## WHAT TO PRODUCE
From the entries below, report how many lines contain the string "title". Give only that number.

## DATA ENTRIES

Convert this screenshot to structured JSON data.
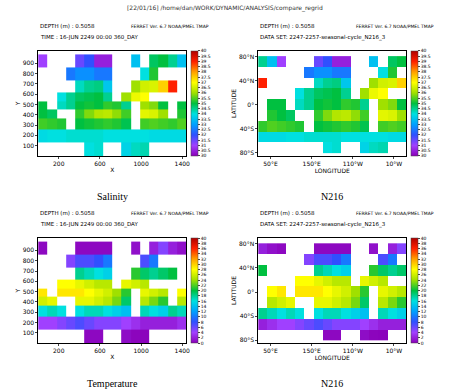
{
  "header": {
    "text": "[22/01/16] /home/dan/WORK/DYNAMIC/ANALYSIS/compare_regrid",
    "stamp": "FERRET Ver. 6.7 NOAA/PMEL TMAP"
  },
  "chart_data": [
    {
      "type": "heatmap",
      "title": "Salinity",
      "annotations": [
        "DEPTH (m) : 0.5058",
        "TIME : 16-JUN 2249 00:00 360_DAY"
      ],
      "x_label": "X",
      "y_label": "Y",
      "xlim": [
        0,
        1440
      ],
      "ylim": [
        0,
        1021
      ],
      "xticks": [
        200,
        600,
        1000,
        1400
      ],
      "yticks": [
        100,
        200,
        300,
        400,
        500,
        600,
        700,
        800,
        900
      ],
      "x": [
        45,
        135,
        225,
        315,
        405,
        495,
        585,
        675,
        765,
        855,
        945,
        1035,
        1125,
        1215,
        1305,
        1395
      ],
      "y": [
        60,
        200,
        310,
        410,
        490,
        570,
        670,
        790,
        920
      ],
      "cells": [
        [
          null,
          null,
          null,
          null,
          null,
          34.0,
          34.1,
          null,
          null,
          33.8,
          34.2,
          34.3,
          null,
          null,
          null,
          null
        ],
        [
          33.9,
          34.0,
          34.0,
          34.1,
          34.1,
          34.1,
          34.1,
          34.0,
          34.0,
          34.0,
          34.0,
          34.0,
          33.9,
          33.9,
          33.9,
          33.9
        ],
        [
          35.4,
          35.3,
          35.2,
          null,
          35.0,
          35.1,
          35.2,
          35.3,
          35.2,
          34.9,
          null,
          35.4,
          35.5,
          35.4,
          35.3,
          35.5
        ],
        [
          35.0,
          34.8,
          null,
          null,
          35.3,
          35.8,
          36.2,
          36.3,
          35.9,
          35.4,
          null,
          36.7,
          36.6,
          36.0,
          null,
          35.2
        ],
        [
          35.0,
          null,
          34.2,
          34.5,
          35.0,
          35.1,
          35.0,
          35.3,
          35.2,
          34.5,
          null,
          36.0,
          35.8,
          35.0,
          null,
          35.0
        ],
        [
          null,
          null,
          34.0,
          34.5,
          34.8,
          34.9,
          35.0,
          34.5,
          null,
          36.0,
          36.8,
          37.0,
          null,
          null,
          null,
          null
        ],
        [
          null,
          null,
          null,
          null,
          34.2,
          34.5,
          34.6,
          33.6,
          null,
          null,
          36.0,
          36.5,
          36.6,
          37.5,
          39.0,
          null
        ],
        [
          null,
          null,
          null,
          32.5,
          32.8,
          32.8,
          32.5,
          32.5,
          null,
          null,
          null,
          34.0,
          35.2,
          null,
          null,
          null
        ],
        [
          31.0,
          null,
          null,
          null,
          31.5,
          32.0,
          30.5,
          30.5,
          null,
          null,
          33.5,
          null,
          34.8,
          35.0,
          34.5,
          33.5
        ]
      ],
      "colorbar": {
        "range": [
          30,
          40
        ],
        "ticks": [
          30,
          30.5,
          31,
          31.5,
          32,
          32.5,
          33,
          33.5,
          34,
          34.5,
          35,
          35.5,
          36,
          36.5,
          37,
          37.5,
          38,
          38.5,
          39,
          39.5,
          40
        ]
      }
    },
    {
      "type": "heatmap",
      "title": "N216",
      "annotations": [
        "DEPTH (m) : 0.5058",
        "DATA SET: 2247-2257-seasonal-cycle_N216_3"
      ],
      "x_label": "LONGITUDE",
      "y_label": "LATITUDE",
      "xlim": [
        20,
        380
      ],
      "ylim": [
        -85,
        90
      ],
      "xticks": [
        {
          "value": 50,
          "label": "50°E"
        },
        {
          "value": 150,
          "label": "150°E"
        },
        {
          "value": 250,
          "label": "110°W"
        },
        {
          "value": 350,
          "label": "10°W"
        }
      ],
      "yticks": [
        {
          "value": -80,
          "label": "80°S"
        },
        {
          "value": -40,
          "label": "40°S"
        },
        {
          "value": 0,
          "label": "0°"
        },
        {
          "value": 40,
          "label": "40°N"
        },
        {
          "value": 80,
          "label": "80°N"
        }
      ],
      "x": [
        31.25,
        53.75,
        76.25,
        98.75,
        121.25,
        143.75,
        166.25,
        188.75,
        211.25,
        233.75,
        256.25,
        278.75,
        301.25,
        323.75,
        346.25,
        368.75
      ],
      "y": [
        -72,
        -54,
        -36,
        -18,
        0,
        18,
        36,
        54,
        72
      ],
      "cells": [
        [
          null,
          null,
          null,
          null,
          null,
          null,
          null,
          34.0,
          34.1,
          null,
          null,
          33.8,
          34.2,
          34.3,
          null,
          null
        ],
        [
          33.9,
          33.9,
          33.9,
          34.0,
          34.0,
          34.1,
          34.1,
          34.1,
          34.1,
          34.0,
          34.0,
          34.0,
          34.0,
          34.0,
          33.9,
          33.9
        ],
        [
          35.3,
          35.5,
          35.4,
          35.3,
          35.2,
          null,
          35.0,
          35.1,
          35.2,
          35.3,
          35.2,
          34.9,
          null,
          35.4,
          35.5,
          35.4
        ],
        [
          null,
          35.2,
          35.0,
          34.8,
          null,
          null,
          35.3,
          35.8,
          36.2,
          36.3,
          35.9,
          35.4,
          null,
          36.7,
          36.6,
          36.0
        ],
        [
          null,
          35.0,
          35.0,
          null,
          34.2,
          34.5,
          35.0,
          35.1,
          35.0,
          35.3,
          35.2,
          34.5,
          null,
          36.0,
          35.8,
          35.0
        ],
        [
          null,
          null,
          null,
          null,
          34.0,
          34.5,
          34.8,
          34.9,
          35.0,
          34.5,
          null,
          36.0,
          36.8,
          37.0,
          null,
          null
        ],
        [
          39.0,
          null,
          null,
          null,
          null,
          null,
          34.2,
          34.5,
          34.6,
          33.6,
          null,
          null,
          36.0,
          36.5,
          36.6,
          37.5
        ],
        [
          null,
          null,
          null,
          null,
          null,
          32.5,
          32.8,
          32.8,
          32.5,
          32.5,
          null,
          null,
          null,
          34.0,
          35.2,
          null
        ],
        [
          34.5,
          33.5,
          31.0,
          null,
          null,
          null,
          31.5,
          32.0,
          30.5,
          30.5,
          null,
          null,
          33.5,
          null,
          34.8,
          35.0
        ]
      ],
      "colorbar": {
        "range": [
          30,
          40
        ],
        "ticks": [
          30,
          30.5,
          31,
          31.5,
          32,
          32.5,
          33,
          33.5,
          34,
          34.5,
          35,
          35.5,
          36,
          36.5,
          37,
          37.5,
          38,
          38.5,
          39,
          39.5,
          40
        ]
      }
    },
    {
      "type": "heatmap",
      "title": "Temperature",
      "annotations": [
        "DEPTH (m) : 0.5058",
        "TIME : 16-JUN 2249 00:00 360_DAY"
      ],
      "x_label": "X",
      "y_label": "Y",
      "xlim": [
        0,
        1440
      ],
      "ylim": [
        0,
        1021
      ],
      "xticks": [
        200,
        600,
        1000,
        1400
      ],
      "yticks": [
        100,
        200,
        300,
        400,
        500,
        600,
        700,
        800,
        900
      ],
      "x": [
        45,
        135,
        225,
        315,
        405,
        495,
        585,
        675,
        765,
        855,
        945,
        1035,
        1125,
        1215,
        1305,
        1395
      ],
      "y": [
        60,
        200,
        310,
        410,
        490,
        570,
        670,
        790,
        920
      ],
      "cells": [
        [
          null,
          null,
          null,
          null,
          null,
          0.5,
          0.5,
          null,
          null,
          0.8,
          0.3,
          0.2,
          null,
          null,
          null,
          null
        ],
        [
          4,
          4,
          5,
          6,
          7,
          6,
          5,
          5,
          5,
          4,
          3,
          2,
          2,
          2,
          2,
          3
        ],
        [
          16,
          17,
          16,
          null,
          16,
          17,
          17,
          16,
          15,
          14,
          null,
          17,
          16,
          15,
          18,
          17
        ],
        [
          26,
          27,
          null,
          null,
          27,
          27,
          26,
          25,
          23,
          19,
          null,
          25,
          23,
          21,
          null,
          25
        ],
        [
          29,
          null,
          29,
          29,
          29,
          28,
          27,
          26,
          24,
          21,
          null,
          27,
          26,
          25,
          null,
          28
        ],
        [
          null,
          null,
          28,
          28,
          27,
          26,
          25,
          25,
          null,
          27,
          26,
          25,
          null,
          null,
          null,
          null
        ],
        [
          null,
          null,
          null,
          null,
          18,
          17,
          16,
          15,
          null,
          null,
          21,
          19,
          18,
          19,
          20,
          null
        ],
        [
          null,
          null,
          null,
          5,
          7,
          7,
          8,
          10,
          null,
          null,
          null,
          7,
          10,
          null,
          null,
          null
        ],
        [
          0.5,
          null,
          null,
          null,
          0.5,
          0.5,
          0.5,
          0.5,
          null,
          null,
          1,
          null,
          2,
          5,
          2,
          1
        ]
      ],
      "colorbar": {
        "range": [
          0,
          40
        ],
        "ticks": [
          0,
          2,
          4,
          6,
          8,
          10,
          12,
          14,
          16,
          18,
          20,
          22,
          24,
          26,
          28,
          30,
          32,
          34,
          36,
          38,
          40
        ]
      }
    },
    {
      "type": "heatmap",
      "title": "N216",
      "annotations": [
        "DEPTH (m) : 0.5058",
        "DATA SET: 2247-2257-seasonal-cycle_N216_3"
      ],
      "x_label": "LONGITUDE",
      "y_label": "LATITUDE",
      "xlim": [
        20,
        380
      ],
      "ylim": [
        -85,
        90
      ],
      "xticks": [
        {
          "value": 50,
          "label": "50°E"
        },
        {
          "value": 150,
          "label": "150°E"
        },
        {
          "value": 250,
          "label": "110°W"
        },
        {
          "value": 350,
          "label": "10°W"
        }
      ],
      "yticks": [
        {
          "value": -80,
          "label": "80°S"
        },
        {
          "value": -40,
          "label": "40°S"
        },
        {
          "value": 0,
          "label": "0°"
        },
        {
          "value": 40,
          "label": "40°N"
        },
        {
          "value": 80,
          "label": "80°N"
        }
      ],
      "x": [
        31.25,
        53.75,
        76.25,
        98.75,
        121.25,
        143.75,
        166.25,
        188.75,
        211.25,
        233.75,
        256.25,
        278.75,
        301.25,
        323.75,
        346.25,
        368.75
      ],
      "y": [
        -72,
        -54,
        -36,
        -18,
        0,
        18,
        36,
        54,
        72
      ],
      "cells": [
        [
          null,
          null,
          null,
          null,
          null,
          null,
          null,
          0.5,
          0.5,
          null,
          null,
          0.8,
          0.3,
          0.2,
          null,
          null
        ],
        [
          2,
          3,
          4,
          4,
          5,
          6,
          7,
          6,
          5,
          5,
          5,
          4,
          3,
          2,
          2,
          2
        ],
        [
          18,
          17,
          16,
          17,
          16,
          null,
          16,
          17,
          17,
          16,
          15,
          14,
          null,
          17,
          16,
          15
        ],
        [
          null,
          25,
          26,
          27,
          null,
          null,
          27,
          27,
          26,
          25,
          23,
          19,
          null,
          25,
          23,
          21
        ],
        [
          null,
          28,
          29,
          null,
          29,
          29,
          29,
          28,
          27,
          26,
          24,
          21,
          null,
          27,
          26,
          25
        ],
        [
          null,
          null,
          null,
          null,
          28,
          28,
          27,
          26,
          25,
          25,
          null,
          27,
          26,
          25,
          null,
          null
        ],
        [
          20,
          null,
          null,
          null,
          null,
          null,
          18,
          17,
          16,
          15,
          null,
          null,
          21,
          19,
          18,
          19
        ],
        [
          null,
          null,
          null,
          null,
          null,
          5,
          7,
          7,
          8,
          10,
          null,
          null,
          null,
          7,
          10,
          null
        ],
        [
          2,
          1,
          0.5,
          null,
          null,
          null,
          0.5,
          0.5,
          0.5,
          0.5,
          null,
          null,
          1,
          null,
          2,
          5
        ]
      ],
      "colorbar": {
        "range": [
          0,
          40
        ],
        "ticks": [
          0,
          2,
          4,
          6,
          8,
          10,
          12,
          14,
          16,
          18,
          20,
          22,
          24,
          26,
          28,
          30,
          32,
          34,
          36,
          38,
          40
        ]
      }
    }
  ]
}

## TASK ANSWER
4